*** Opening Material for this task ***

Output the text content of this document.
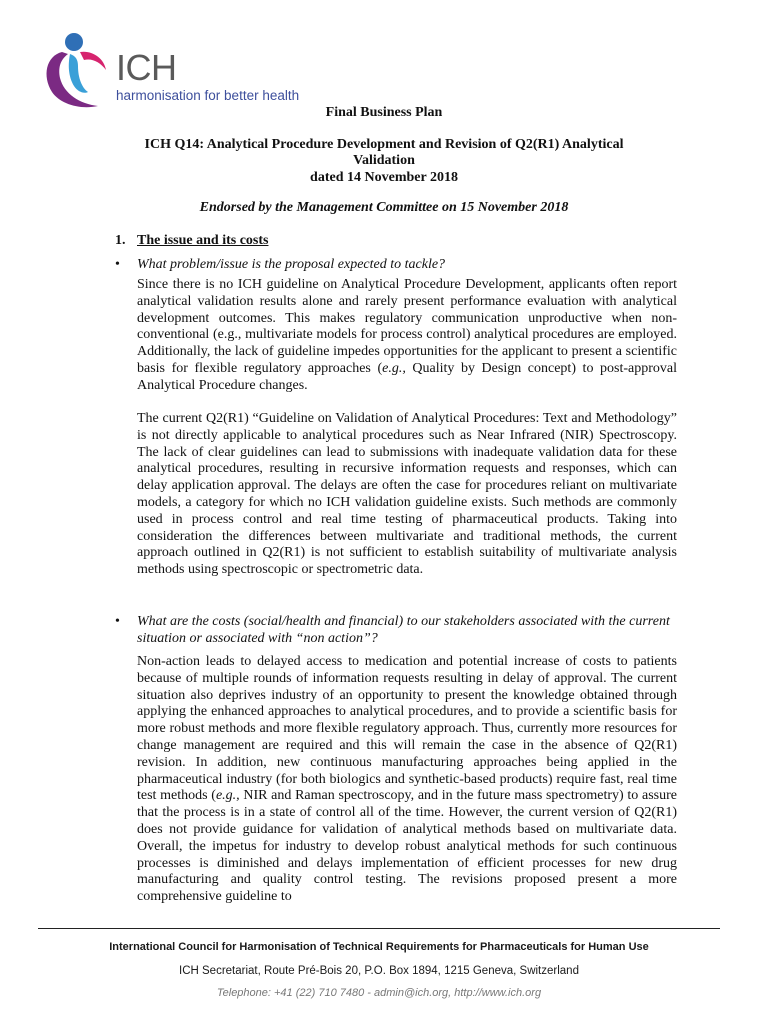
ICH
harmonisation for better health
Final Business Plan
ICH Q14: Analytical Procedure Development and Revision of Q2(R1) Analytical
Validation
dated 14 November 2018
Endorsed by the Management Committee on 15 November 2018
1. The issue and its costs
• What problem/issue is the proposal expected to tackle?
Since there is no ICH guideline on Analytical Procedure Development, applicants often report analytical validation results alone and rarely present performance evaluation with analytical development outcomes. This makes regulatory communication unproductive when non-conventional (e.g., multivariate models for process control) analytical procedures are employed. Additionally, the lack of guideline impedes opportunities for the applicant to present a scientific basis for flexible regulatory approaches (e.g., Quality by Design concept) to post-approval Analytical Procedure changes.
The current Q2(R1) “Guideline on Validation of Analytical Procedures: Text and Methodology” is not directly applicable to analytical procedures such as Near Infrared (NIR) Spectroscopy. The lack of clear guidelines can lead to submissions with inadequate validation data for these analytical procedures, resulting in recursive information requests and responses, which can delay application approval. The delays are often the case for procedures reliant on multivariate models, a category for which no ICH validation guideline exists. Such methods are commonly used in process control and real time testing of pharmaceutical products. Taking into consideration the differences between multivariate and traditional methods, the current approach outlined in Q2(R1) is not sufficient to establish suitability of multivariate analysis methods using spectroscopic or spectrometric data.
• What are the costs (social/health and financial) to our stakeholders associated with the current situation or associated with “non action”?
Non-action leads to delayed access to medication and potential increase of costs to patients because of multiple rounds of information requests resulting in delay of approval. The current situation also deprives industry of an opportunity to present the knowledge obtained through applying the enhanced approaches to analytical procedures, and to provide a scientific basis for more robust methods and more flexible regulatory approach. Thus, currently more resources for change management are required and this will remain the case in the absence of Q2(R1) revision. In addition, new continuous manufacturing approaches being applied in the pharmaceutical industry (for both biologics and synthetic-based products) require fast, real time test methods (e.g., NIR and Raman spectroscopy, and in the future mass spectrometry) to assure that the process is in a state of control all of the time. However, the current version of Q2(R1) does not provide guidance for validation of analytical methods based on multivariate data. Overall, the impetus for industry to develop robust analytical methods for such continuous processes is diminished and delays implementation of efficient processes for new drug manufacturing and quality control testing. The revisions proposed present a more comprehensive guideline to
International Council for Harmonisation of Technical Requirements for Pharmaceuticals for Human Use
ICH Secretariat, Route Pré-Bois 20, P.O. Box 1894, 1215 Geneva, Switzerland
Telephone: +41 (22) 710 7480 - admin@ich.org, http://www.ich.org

*** Closing Material for this task ***

Problem requirements:
When you retype the records, keep every word exactly as written and exclude the pictures.

Answer to this task:
Output the text content of this document.
ICH
harmonisation for better health
Final Business Plan
ICH Q14: Analytical Procedure Development and Revision of Q2(R1) Analytical
Validation
dated 14 November 2018
Endorsed by the Management Committee on 15 November 2018
1. The issue and its costs
• What problem/issue is the proposal expected to tackle?
Since there is no ICH guideline on Analytical Procedure Development, applicants often report analytical validation results alone and rarely present performance evaluation with analytical development outcomes. This makes regulatory communication unproductive when non-conventional (e.g., multivariate models for process control) analytical procedures are employed. Additionally, the lack of guideline impedes opportunities for the applicant to present a scientific basis for flexible regulatory approaches (e.g., Quality by Design concept) to post-approval Analytical Procedure changes.
The current Q2(R1) “Guideline on Validation of Analytical Procedures: Text and Methodology” is not directly applicable to analytical procedures such as Near Infrared (NIR) Spectroscopy. The lack of clear guidelines can lead to submissions with inadequate validation data for these analytical procedures, resulting in recursive information requests and responses, which can delay application approval. The delays are often the case for procedures reliant on multivariate models, a category for which no ICH validation guideline exists. Such methods are commonly used in process control and real time testing of pharmaceutical products. Taking into consideration the differences between multivariate and traditional methods, the current approach outlined in Q2(R1) is not sufficient to establish suitability of multivariate analysis methods using spectroscopic or spectrometric data.
• What are the costs (social/health and financial) to our stakeholders associated with the current situation or associated with “non action”?
Non-action leads to delayed access to medication and potential increase of costs to patients because of multiple rounds of information requests resulting in delay of approval. The current situation also deprives industry of an opportunity to present the knowledge obtained through applying the enhanced approaches to analytical procedures, and to provide a scientific basis for more robust methods and more flexible regulatory approach. Thus, currently more resources for change management are required and this will remain the case in the absence of Q2(R1) revision. In addition, new continuous manufacturing approaches being applied in the pharmaceutical industry (for both biologics and synthetic-based products) require fast, real time test methods (e.g., NIR and Raman spectroscopy, and in the future mass spectrometry) to assure that the process is in a state of control all of the time. However, the current version of Q2(R1) does not provide guidance for validation of analytical methods based on multivariate data. Overall, the impetus for industry to develop robust analytical methods for such continuous processes is diminished and delays implementation of efficient processes for new drug manufacturing and quality control testing. The revisions proposed present a more comprehensive guideline to
International Council for Harmonisation of Technical Requirements for Pharmaceuticals for Human Use
ICH Secretariat, Route Pré-Bois 20, P.O. Box 1894, 1215 Geneva, Switzerland
Telephone: +41 (22) 710 7480 - admin@ich.org, http://www.ich.org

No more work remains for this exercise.